- What the task requires
Locate and copy each line in the data that contains the word "واسطه".
begin Working data
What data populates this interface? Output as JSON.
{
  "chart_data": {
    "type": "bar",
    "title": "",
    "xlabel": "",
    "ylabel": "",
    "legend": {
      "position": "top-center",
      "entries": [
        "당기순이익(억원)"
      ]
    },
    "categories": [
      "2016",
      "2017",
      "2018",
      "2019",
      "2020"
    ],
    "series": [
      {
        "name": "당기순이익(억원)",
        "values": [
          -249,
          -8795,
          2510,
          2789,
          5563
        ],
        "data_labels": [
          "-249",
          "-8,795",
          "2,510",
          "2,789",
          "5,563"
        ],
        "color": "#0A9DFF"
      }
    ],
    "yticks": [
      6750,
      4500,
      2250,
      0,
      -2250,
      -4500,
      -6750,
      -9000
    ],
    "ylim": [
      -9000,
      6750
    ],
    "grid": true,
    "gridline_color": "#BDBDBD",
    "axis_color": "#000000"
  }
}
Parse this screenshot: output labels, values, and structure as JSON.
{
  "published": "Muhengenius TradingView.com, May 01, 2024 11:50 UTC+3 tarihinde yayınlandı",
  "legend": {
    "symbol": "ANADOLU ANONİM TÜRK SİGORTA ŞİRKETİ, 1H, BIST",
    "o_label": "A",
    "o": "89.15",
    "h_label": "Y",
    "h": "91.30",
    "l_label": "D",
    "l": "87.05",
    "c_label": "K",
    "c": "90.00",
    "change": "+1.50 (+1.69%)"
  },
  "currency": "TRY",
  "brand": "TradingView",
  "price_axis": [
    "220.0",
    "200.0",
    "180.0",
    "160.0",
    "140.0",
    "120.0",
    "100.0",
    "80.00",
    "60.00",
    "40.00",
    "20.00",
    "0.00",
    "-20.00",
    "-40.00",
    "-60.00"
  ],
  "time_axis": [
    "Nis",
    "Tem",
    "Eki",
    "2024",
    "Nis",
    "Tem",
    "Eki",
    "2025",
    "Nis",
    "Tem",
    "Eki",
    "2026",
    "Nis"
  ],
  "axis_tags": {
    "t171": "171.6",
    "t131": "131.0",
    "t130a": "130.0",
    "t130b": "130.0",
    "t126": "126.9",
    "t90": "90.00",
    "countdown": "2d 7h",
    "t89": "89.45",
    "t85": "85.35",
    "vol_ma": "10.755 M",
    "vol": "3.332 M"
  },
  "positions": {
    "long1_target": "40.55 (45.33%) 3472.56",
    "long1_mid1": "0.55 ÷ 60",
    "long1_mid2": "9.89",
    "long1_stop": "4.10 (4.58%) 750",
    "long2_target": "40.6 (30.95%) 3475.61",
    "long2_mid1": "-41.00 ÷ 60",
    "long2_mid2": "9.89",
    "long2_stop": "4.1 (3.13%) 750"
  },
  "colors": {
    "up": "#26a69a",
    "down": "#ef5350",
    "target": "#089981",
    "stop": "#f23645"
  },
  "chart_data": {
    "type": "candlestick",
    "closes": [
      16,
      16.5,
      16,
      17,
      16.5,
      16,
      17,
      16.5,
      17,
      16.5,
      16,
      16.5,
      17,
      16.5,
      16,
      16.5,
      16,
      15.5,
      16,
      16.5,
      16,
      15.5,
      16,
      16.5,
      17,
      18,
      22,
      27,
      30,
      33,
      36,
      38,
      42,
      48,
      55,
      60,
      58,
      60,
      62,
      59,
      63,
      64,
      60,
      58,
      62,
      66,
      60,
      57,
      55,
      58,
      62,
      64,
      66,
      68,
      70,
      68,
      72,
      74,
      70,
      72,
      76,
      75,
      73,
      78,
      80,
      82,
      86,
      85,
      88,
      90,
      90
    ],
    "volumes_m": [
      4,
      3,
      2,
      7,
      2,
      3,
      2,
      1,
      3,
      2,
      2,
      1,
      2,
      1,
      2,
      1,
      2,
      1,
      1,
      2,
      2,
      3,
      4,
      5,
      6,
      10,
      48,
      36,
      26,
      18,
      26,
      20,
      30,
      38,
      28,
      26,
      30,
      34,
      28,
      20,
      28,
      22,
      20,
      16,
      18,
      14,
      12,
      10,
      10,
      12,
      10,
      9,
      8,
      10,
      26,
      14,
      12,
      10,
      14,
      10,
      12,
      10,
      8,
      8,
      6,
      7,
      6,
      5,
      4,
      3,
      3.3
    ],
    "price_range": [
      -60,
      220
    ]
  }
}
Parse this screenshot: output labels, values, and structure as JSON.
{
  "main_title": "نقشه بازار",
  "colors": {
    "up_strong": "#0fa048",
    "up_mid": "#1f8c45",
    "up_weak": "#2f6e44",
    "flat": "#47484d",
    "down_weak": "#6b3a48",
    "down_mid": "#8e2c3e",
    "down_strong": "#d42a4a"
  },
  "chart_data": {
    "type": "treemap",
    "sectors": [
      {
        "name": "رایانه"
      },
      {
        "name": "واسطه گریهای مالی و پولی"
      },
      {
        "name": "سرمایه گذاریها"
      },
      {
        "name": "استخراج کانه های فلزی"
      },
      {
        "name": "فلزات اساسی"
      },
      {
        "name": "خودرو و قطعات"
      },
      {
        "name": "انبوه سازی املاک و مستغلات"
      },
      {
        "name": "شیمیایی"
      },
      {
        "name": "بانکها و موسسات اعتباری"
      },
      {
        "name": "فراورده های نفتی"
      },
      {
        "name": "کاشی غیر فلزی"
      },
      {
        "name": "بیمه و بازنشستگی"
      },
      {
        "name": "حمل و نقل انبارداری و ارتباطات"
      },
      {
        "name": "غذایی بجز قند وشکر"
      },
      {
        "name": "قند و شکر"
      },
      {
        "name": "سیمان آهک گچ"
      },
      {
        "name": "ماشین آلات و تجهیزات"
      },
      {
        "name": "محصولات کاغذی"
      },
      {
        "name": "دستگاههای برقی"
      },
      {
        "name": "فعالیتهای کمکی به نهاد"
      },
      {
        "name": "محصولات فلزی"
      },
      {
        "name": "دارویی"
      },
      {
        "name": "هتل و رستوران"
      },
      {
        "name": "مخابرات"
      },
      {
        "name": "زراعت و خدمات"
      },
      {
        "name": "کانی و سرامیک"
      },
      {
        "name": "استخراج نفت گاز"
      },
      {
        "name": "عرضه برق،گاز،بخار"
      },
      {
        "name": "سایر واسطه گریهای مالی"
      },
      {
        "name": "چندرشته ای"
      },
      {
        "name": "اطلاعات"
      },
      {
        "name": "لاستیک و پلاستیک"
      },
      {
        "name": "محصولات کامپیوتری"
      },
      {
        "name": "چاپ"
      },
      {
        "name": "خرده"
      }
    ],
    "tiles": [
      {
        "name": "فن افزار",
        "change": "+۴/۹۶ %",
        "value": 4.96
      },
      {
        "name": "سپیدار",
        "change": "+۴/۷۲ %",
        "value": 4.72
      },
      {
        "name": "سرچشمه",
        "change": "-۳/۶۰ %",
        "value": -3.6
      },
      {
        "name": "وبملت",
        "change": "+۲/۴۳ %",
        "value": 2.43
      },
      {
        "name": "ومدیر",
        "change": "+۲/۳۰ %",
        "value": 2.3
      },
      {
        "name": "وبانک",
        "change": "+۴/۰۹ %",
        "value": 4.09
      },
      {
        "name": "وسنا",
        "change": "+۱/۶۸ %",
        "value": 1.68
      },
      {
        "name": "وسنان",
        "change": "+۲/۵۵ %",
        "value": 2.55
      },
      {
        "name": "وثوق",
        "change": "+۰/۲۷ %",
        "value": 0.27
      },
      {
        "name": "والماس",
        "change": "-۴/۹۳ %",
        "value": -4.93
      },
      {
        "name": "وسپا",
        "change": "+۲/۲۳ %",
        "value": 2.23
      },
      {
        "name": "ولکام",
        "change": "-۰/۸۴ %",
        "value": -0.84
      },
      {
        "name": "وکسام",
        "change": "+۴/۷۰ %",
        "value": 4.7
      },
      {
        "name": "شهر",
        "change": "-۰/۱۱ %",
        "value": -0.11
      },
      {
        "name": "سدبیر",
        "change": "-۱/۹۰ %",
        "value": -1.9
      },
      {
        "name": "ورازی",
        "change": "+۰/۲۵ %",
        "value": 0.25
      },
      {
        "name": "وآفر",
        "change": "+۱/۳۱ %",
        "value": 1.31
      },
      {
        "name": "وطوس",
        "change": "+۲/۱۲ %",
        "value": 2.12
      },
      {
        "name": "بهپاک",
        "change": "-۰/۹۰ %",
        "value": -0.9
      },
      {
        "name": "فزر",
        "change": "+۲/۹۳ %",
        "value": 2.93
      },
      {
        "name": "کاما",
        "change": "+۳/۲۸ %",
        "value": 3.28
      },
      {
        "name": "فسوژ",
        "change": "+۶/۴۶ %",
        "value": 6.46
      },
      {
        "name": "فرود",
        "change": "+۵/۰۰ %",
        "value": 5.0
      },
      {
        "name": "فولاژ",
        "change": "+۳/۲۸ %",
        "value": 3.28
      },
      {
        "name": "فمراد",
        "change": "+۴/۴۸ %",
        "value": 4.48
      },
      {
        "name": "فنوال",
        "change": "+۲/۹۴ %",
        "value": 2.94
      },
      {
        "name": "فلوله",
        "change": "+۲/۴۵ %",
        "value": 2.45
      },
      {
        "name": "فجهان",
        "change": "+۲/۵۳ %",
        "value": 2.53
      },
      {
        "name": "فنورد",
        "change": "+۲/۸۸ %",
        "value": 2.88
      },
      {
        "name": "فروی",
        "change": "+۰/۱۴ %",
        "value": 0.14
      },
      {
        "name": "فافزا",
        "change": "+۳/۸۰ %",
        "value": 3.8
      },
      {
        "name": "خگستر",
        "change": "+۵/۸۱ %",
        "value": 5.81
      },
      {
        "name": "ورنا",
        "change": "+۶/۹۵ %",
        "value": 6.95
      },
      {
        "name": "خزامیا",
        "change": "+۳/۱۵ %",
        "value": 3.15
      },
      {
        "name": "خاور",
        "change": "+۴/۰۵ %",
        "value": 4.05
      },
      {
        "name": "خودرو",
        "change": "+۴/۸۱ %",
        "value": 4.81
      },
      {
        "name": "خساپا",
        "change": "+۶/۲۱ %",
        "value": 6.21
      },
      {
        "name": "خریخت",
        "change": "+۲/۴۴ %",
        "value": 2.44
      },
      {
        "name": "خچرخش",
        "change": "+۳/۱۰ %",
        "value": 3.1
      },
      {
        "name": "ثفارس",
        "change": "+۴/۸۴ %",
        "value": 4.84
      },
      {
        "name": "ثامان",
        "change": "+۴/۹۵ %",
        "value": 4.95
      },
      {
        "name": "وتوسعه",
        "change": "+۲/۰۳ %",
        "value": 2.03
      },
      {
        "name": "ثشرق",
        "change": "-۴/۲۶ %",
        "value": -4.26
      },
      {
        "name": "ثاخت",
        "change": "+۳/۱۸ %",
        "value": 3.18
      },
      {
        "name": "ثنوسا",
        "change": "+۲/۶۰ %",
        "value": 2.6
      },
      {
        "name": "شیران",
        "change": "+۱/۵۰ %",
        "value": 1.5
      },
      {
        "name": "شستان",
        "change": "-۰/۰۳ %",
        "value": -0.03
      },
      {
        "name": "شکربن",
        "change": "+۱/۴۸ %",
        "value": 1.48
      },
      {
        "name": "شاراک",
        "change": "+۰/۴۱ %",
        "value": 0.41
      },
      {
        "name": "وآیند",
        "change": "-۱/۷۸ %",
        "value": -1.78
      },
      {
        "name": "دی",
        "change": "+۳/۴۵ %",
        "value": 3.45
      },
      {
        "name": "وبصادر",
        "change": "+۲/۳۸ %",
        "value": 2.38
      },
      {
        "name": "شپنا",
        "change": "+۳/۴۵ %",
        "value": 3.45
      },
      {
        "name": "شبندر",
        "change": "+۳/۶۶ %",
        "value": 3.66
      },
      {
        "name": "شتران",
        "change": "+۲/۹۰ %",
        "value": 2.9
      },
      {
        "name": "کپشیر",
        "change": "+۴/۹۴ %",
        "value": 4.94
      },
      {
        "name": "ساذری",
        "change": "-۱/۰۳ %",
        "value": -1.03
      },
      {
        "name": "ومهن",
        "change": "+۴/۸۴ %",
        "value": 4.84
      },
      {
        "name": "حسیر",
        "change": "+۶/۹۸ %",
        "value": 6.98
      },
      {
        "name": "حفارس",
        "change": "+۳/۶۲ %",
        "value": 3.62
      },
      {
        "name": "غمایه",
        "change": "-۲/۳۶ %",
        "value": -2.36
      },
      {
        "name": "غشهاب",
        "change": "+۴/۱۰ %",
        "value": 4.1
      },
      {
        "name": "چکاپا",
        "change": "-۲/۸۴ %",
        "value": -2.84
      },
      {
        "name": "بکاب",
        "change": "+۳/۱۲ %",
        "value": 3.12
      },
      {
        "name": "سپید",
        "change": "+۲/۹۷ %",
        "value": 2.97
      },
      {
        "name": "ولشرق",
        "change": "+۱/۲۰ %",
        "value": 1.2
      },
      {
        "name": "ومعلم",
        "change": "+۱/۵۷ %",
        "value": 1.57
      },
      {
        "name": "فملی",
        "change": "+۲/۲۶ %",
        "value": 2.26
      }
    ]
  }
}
end Working data
- Task solution
        "name": "واسطه گریهای مالی و پولی"
        "name": "سایر واسطه گریهای مالی"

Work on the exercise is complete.